### STORED ROWS
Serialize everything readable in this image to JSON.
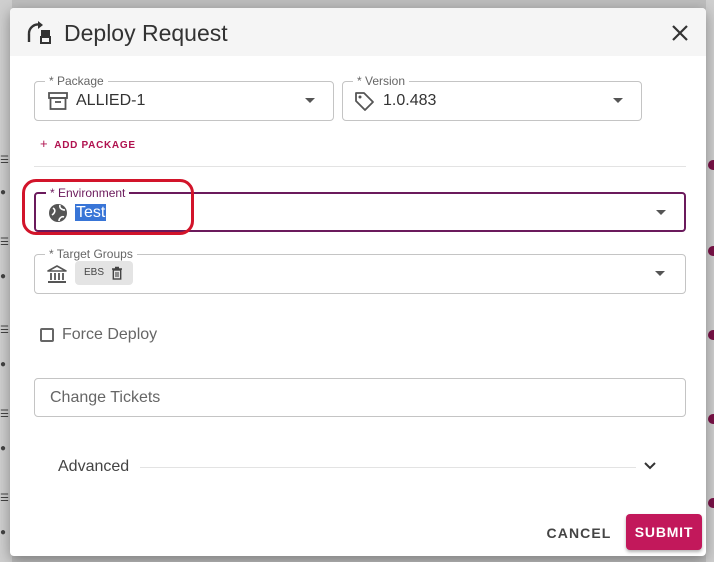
{
  "dialog": {
    "title": "Deploy Request",
    "title_icon": "deploy-swap-icon",
    "close_icon": "close-icon"
  },
  "package": {
    "label": "* Package",
    "value": "ALLIED-1",
    "icon": "archive-box-icon"
  },
  "version": {
    "label": "* Version",
    "value": "1.0.483",
    "icon": "tag-icon"
  },
  "add_package": {
    "label": "ADD PACKAGE"
  },
  "environment": {
    "label": "* Environment",
    "value": "Test",
    "icon": "globe-icon",
    "focused": true,
    "text_selected": true
  },
  "target_groups": {
    "label": "* Target Groups",
    "icon": "bank-icon",
    "chips": [
      {
        "label": "EBS",
        "icon": "trash-icon"
      }
    ]
  },
  "force_deploy": {
    "label": "Force Deploy",
    "checked": false
  },
  "change_tickets": {
    "placeholder": "Change Tickets"
  },
  "advanced": {
    "label": "Advanced",
    "expanded": false
  },
  "actions": {
    "cancel": "CANCEL",
    "submit": "SUBMIT"
  },
  "colors": {
    "accent": "#c2185b",
    "focus_border": "#6b1a5c",
    "selection": "#3875d7",
    "annotation": "#d2142a",
    "header_bg": "#f5f5f5"
  }
}
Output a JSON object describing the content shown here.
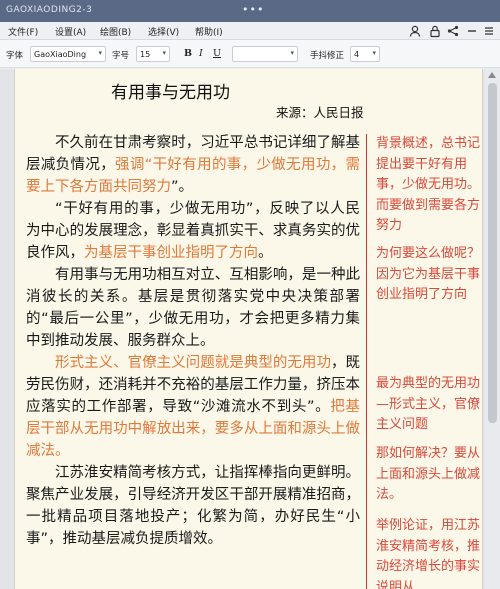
{
  "window": {
    "title": "GAOXIAODING2-3",
    "more_label": "•••"
  },
  "menu": {
    "items": [
      "文件(F)",
      "设置(A)",
      "绘图(B)",
      "选择(V)",
      "帮助(I)"
    ],
    "icons": [
      "user-icon",
      "lock-icon",
      "share-icon",
      "minus-icon",
      "list-icon"
    ]
  },
  "toolbar": {
    "font_label": "字体",
    "font_value": "GaoXiaoDing",
    "size_label": "字号",
    "size_value": "15",
    "bold": "B",
    "italic": "I",
    "underline": "U",
    "color_value": "",
    "handwrite_label": "手抖修正",
    "handwrite_value": "4"
  },
  "document": {
    "title": "有用事与无用功",
    "source": "来源：人民日报",
    "paragraphs": [
      [
        {
          "t": "不久前在甘肃考察时，习近平总书记详细了解基层减负情况，"
        },
        {
          "t": "强调“干好有用的事，少做无用功，需要上下各方面共同努力",
          "h": true
        },
        {
          "t": "”。"
        }
      ],
      [
        {
          "t": "“干好有用的事，少做无用功”，反映了以人民为中心的发展理念，彰显着真抓实干、求真务实的优良作风，"
        },
        {
          "t": "为基层干事创业指明了方向",
          "h": true
        },
        {
          "t": "。"
        }
      ],
      [
        {
          "t": "有用事与无用功相互对立、互相影响，是一种此消彼长的关系。基层是贯彻落实党中央决策部署的“最后一公里”，少做无用功，才会把更多精力集中到推动发展、服务群众上。"
        }
      ],
      [
        {
          "t": "形式主义、官僚主义问题就是典型的无用功",
          "h": true
        },
        {
          "t": "，既劳民伤财，还消耗并不充裕的基层工作力量，挤压本应落实的工作部署，导致“沙滩流水不到头”。"
        },
        {
          "t": "把基层干部从无用功中解放出来，要多从上面和源头上做减法。",
          "h": true
        }
      ],
      [
        {
          "t": "江苏淮安精简考核方式，让指挥棒指向更鲜明。聚焦产业发展，引导经济开发区干部开展精准招商，一批精品项目落地投产；化繁为简，办好民生“小事”，推动基层减负提质增效。"
        }
      ]
    ]
  },
  "notes": [
    "背景概述，总书记提出要干好有用事，少做无用功。而要做到需要各方努力",
    "为何要这么做呢？因为它为基层干事创业指明了方向",
    "最为典型的无用功—形式主义，官僚主义问题",
    "那如何解决？要从上面和源头上做减法。",
    "举例论证，用江苏淮安精简考核，推动经济增长的事实说明从"
  ]
}
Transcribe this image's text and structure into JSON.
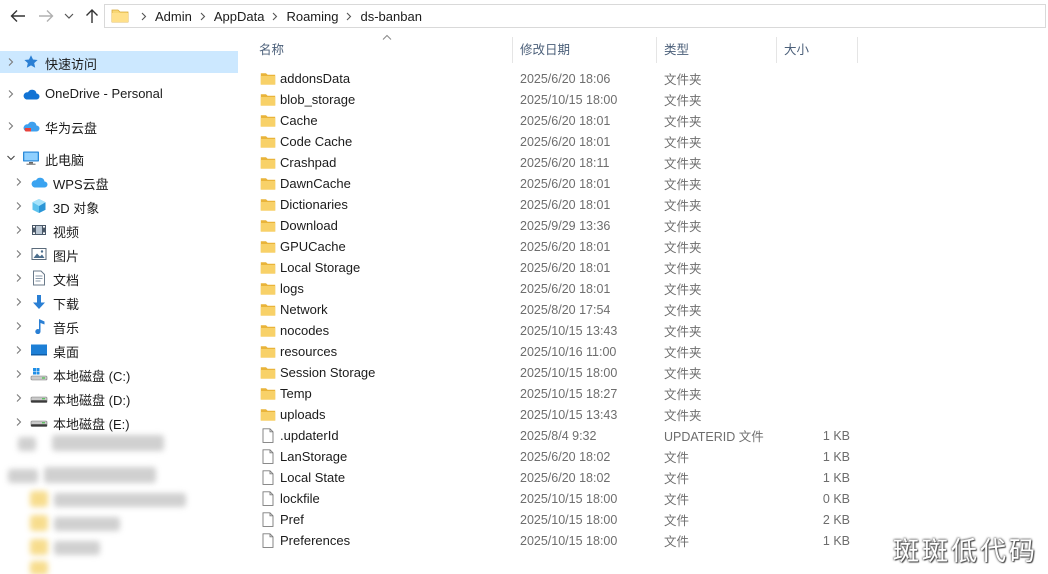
{
  "nav": {
    "back": "back-arrow",
    "forward": "forward-arrow",
    "recent": "chevron-down",
    "up": "up-arrow"
  },
  "address": {
    "crumbs": [
      "Admin",
      "AppData",
      "Roaming",
      "ds-banban"
    ]
  },
  "sidebar": {
    "items": [
      {
        "label": "快速访问",
        "icon": "star-icon",
        "indent": 0,
        "selected": true
      },
      {
        "label": "OneDrive - Personal",
        "icon": "cloud-icon",
        "indent": 0
      },
      {
        "label": "华为云盘",
        "icon": "huawei-cloud-icon",
        "indent": 0
      },
      {
        "label": "此电脑",
        "icon": "computer-icon",
        "indent": 0,
        "expanded": true
      },
      {
        "label": "WPS云盘",
        "icon": "wps-cloud-icon",
        "indent": 1
      },
      {
        "label": "3D 对象",
        "icon": "cube-icon",
        "indent": 1
      },
      {
        "label": "视频",
        "icon": "video-icon",
        "indent": 1
      },
      {
        "label": "图片",
        "icon": "picture-icon",
        "indent": 1
      },
      {
        "label": "文档",
        "icon": "document-icon",
        "indent": 1
      },
      {
        "label": "下载",
        "icon": "download-icon",
        "indent": 1
      },
      {
        "label": "音乐",
        "icon": "music-icon",
        "indent": 1
      },
      {
        "label": "桌面",
        "icon": "desktop-icon",
        "indent": 1
      },
      {
        "label": "本地磁盘 (C:)",
        "icon": "drive-c-icon",
        "indent": 1
      },
      {
        "label": "本地磁盘 (D:)",
        "icon": "drive-icon",
        "indent": 1
      },
      {
        "label": "本地磁盘 (E:)",
        "icon": "drive-icon",
        "indent": 1
      }
    ]
  },
  "columns": {
    "name": "名称",
    "date": "修改日期",
    "type": "类型",
    "size": "大小"
  },
  "files": [
    {
      "name": "addonsData",
      "date": "2025/6/20 18:06",
      "type": "文件夹",
      "size": "",
      "kind": "folder"
    },
    {
      "name": "blob_storage",
      "date": "2025/10/15 18:00",
      "type": "文件夹",
      "size": "",
      "kind": "folder"
    },
    {
      "name": "Cache",
      "date": "2025/6/20 18:01",
      "type": "文件夹",
      "size": "",
      "kind": "folder"
    },
    {
      "name": "Code Cache",
      "date": "2025/6/20 18:01",
      "type": "文件夹",
      "size": "",
      "kind": "folder"
    },
    {
      "name": "Crashpad",
      "date": "2025/6/20 18:11",
      "type": "文件夹",
      "size": "",
      "kind": "folder"
    },
    {
      "name": "DawnCache",
      "date": "2025/6/20 18:01",
      "type": "文件夹",
      "size": "",
      "kind": "folder"
    },
    {
      "name": "Dictionaries",
      "date": "2025/6/20 18:01",
      "type": "文件夹",
      "size": "",
      "kind": "folder"
    },
    {
      "name": "Download",
      "date": "2025/9/29 13:36",
      "type": "文件夹",
      "size": "",
      "kind": "folder"
    },
    {
      "name": "GPUCache",
      "date": "2025/6/20 18:01",
      "type": "文件夹",
      "size": "",
      "kind": "folder"
    },
    {
      "name": "Local Storage",
      "date": "2025/6/20 18:01",
      "type": "文件夹",
      "size": "",
      "kind": "folder"
    },
    {
      "name": "logs",
      "date": "2025/6/20 18:01",
      "type": "文件夹",
      "size": "",
      "kind": "folder"
    },
    {
      "name": "Network",
      "date": "2025/8/20 17:54",
      "type": "文件夹",
      "size": "",
      "kind": "folder"
    },
    {
      "name": "nocodes",
      "date": "2025/10/15 13:43",
      "type": "文件夹",
      "size": "",
      "kind": "folder"
    },
    {
      "name": "resources",
      "date": "2025/10/16 11:00",
      "type": "文件夹",
      "size": "",
      "kind": "folder"
    },
    {
      "name": "Session Storage",
      "date": "2025/10/15 18:00",
      "type": "文件夹",
      "size": "",
      "kind": "folder"
    },
    {
      "name": "Temp",
      "date": "2025/10/15 18:27",
      "type": "文件夹",
      "size": "",
      "kind": "folder"
    },
    {
      "name": "uploads",
      "date": "2025/10/15 13:43",
      "type": "文件夹",
      "size": "",
      "kind": "folder"
    },
    {
      "name": ".updaterId",
      "date": "2025/8/4 9:32",
      "type": "UPDATERID 文件",
      "size": "1 KB",
      "kind": "file"
    },
    {
      "name": "LanStorage",
      "date": "2025/6/20 18:02",
      "type": "文件",
      "size": "1 KB",
      "kind": "file"
    },
    {
      "name": "Local State",
      "date": "2025/6/20 18:02",
      "type": "文件",
      "size": "1 KB",
      "kind": "file"
    },
    {
      "name": "lockfile",
      "date": "2025/10/15 18:00",
      "type": "文件",
      "size": "0 KB",
      "kind": "file"
    },
    {
      "name": "Pref",
      "date": "2025/10/15 18:00",
      "type": "文件",
      "size": "2 KB",
      "kind": "file"
    },
    {
      "name": "Preferences",
      "date": "2025/10/15 18:00",
      "type": "文件",
      "size": "1 KB",
      "kind": "file"
    }
  ],
  "watermark": "斑斑低代码",
  "colors": {
    "selection": "#cce8ff",
    "folder": "#f3c34f",
    "header_text": "#4c607a"
  }
}
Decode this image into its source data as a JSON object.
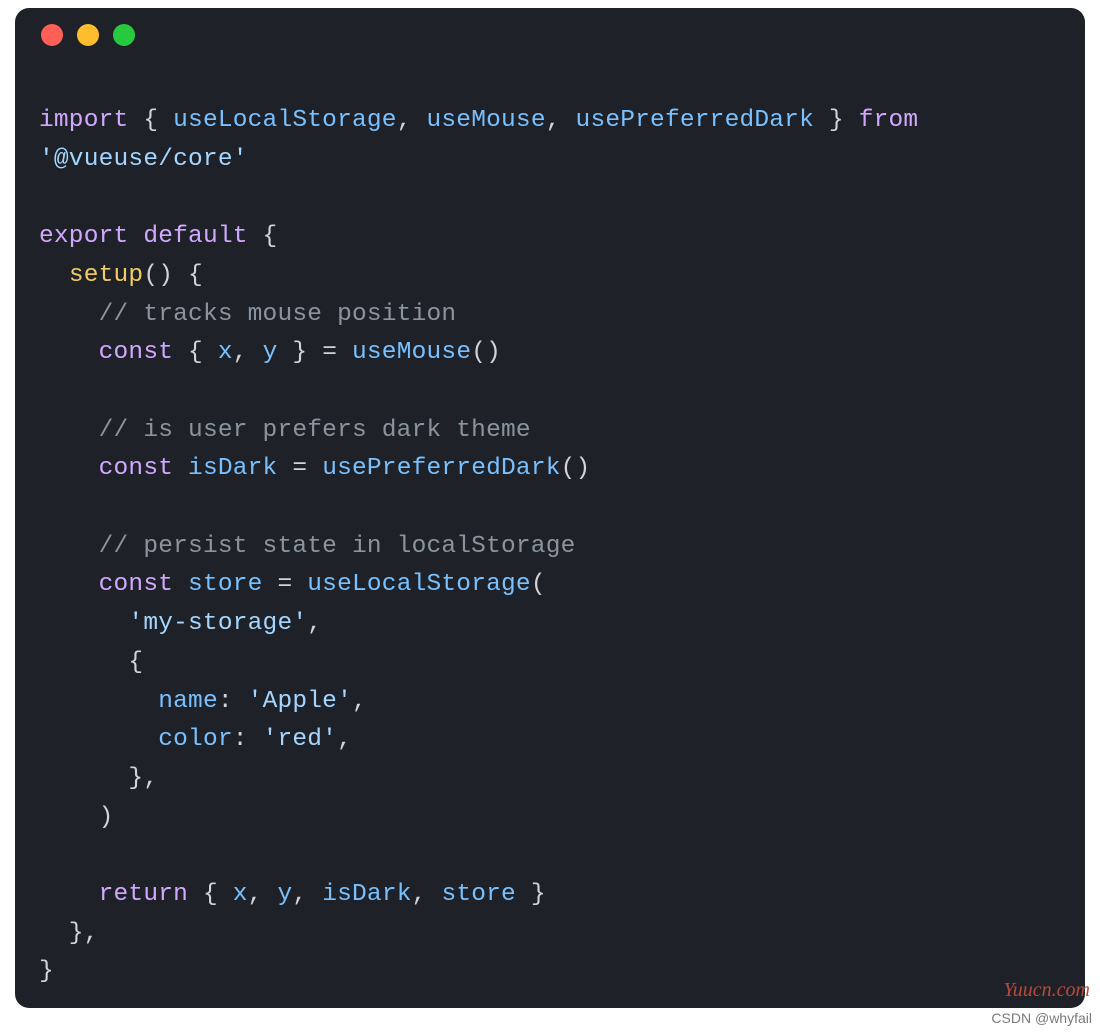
{
  "window": {
    "traffic_lights": [
      "red",
      "yellow",
      "green"
    ]
  },
  "code": {
    "kw_import": "import",
    "kw_from": "from",
    "kw_export": "export",
    "kw_default": "default",
    "kw_const": "const",
    "kw_return": "return",
    "fn_useLocalStorage": "useLocalStorage",
    "fn_useMouse": "useMouse",
    "fn_usePreferredDark": "usePreferredDark",
    "str_pkg": "'@vueuse/core'",
    "fn_setup": "setup",
    "com_mouse": "// tracks mouse position",
    "id_x": "x",
    "id_y": "y",
    "com_dark": "// is user prefers dark theme",
    "id_isDark": "isDark",
    "com_storage": "// persist state in localStorage",
    "id_store": "store",
    "str_key": "'my-storage'",
    "prop_name": "name",
    "str_apple": "'Apple'",
    "prop_color": "color",
    "str_red": "'red'"
  },
  "watermark_site": "Yuucn.com",
  "watermark_csdn": "CSDN @whyfail"
}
######
▶ AIM
Gather all lines from the records above in which "into" appears.

▶ THE REPLY
Transcribe this image's text and structure into JSON.
Decode this image into its source data as a JSON object.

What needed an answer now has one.